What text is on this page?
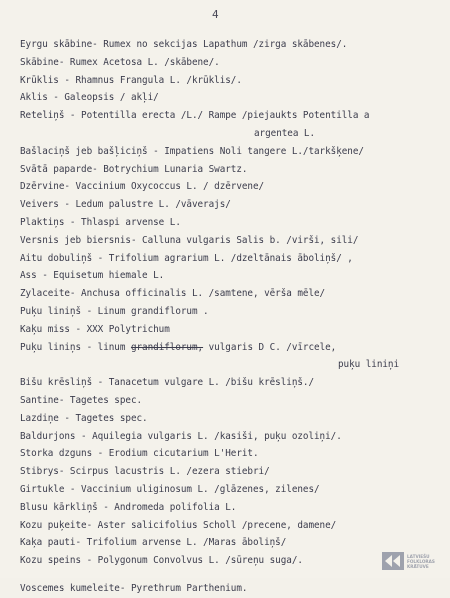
4
Eyrgu skābine- Rumex no sekcijas Lapathum /zirga skābenes/.
Skābine- Rumex Acetosa L. /skābene/.
Krūklis - Rhamnus Frangula L. /krūklis/.
Aklis - Galeopsis / akļi/
Reteliņš - Potentilla erecta /L./ Rampe /piejaukts Potentilla a
argentea L.
Bašlaciņš jeb bašļiciņš - Impatiens Noli tangere L./tarkšķene/
Svātā paparde- Botrychium Lunaria Swartz.
Dzērvine- Vaccinium Oxycoccus L. / dzērvene/
Veivers - Ledum palustre L. /vāverajs/
Plaktiņs - Thlaspi arvense L.
Versnis jeb biersnis- Calluna vulgaris Salis b. /virši, sili/
Aitu dobuliņš - Trifolium agrarium L. /dzeltānais āboliņš/ ,
Ass - Equisetum hiemale L.
Zylaceite- Anchusa officinalis L. /samtene, vērša mēle/
Puķu liniņš - Linum grandiflorum .
Kaķu miss - XXX Polytrichum
Puķu liniņs - linum grandiflorum, vulgaris D C. /vīrcele,
puķu liniņi
Bišu krēsliņš - Tanacetum vulgare L. /bišu krēsliņš./
Santine- Tagetes spec.
Lazdiņe - Tagetes spec.
Baldurjons - Aquilegia vulgaris L. /kasiši, puķu ozoliņi/.
Storka dzguns - Erodium cicutarium L'Herit.
Stibrys- Scirpus lacustris L. /ezera stiebri/
Girtukle - Vaccinium uliginosum L. /glāzenes, zilenes/
Blusu kārkliņš - Andromeda polifolia L.
Kozu puķeite- Aster salicifolius Scholl /precene, damene/
Kaķa pauti- Trifolium arvense L. /Maras āboliņš/
Kozu speins - Polygonum Convolvus L. /sūreņu suga/.
Voscemes kumeleite- Pyrethrum Parthenium.
LATVIEŠU
FOLKLORAS
KRĀTUVE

Requirement: State how many lines of the data include the word "Tagetes", with nothing else.

Task result: 2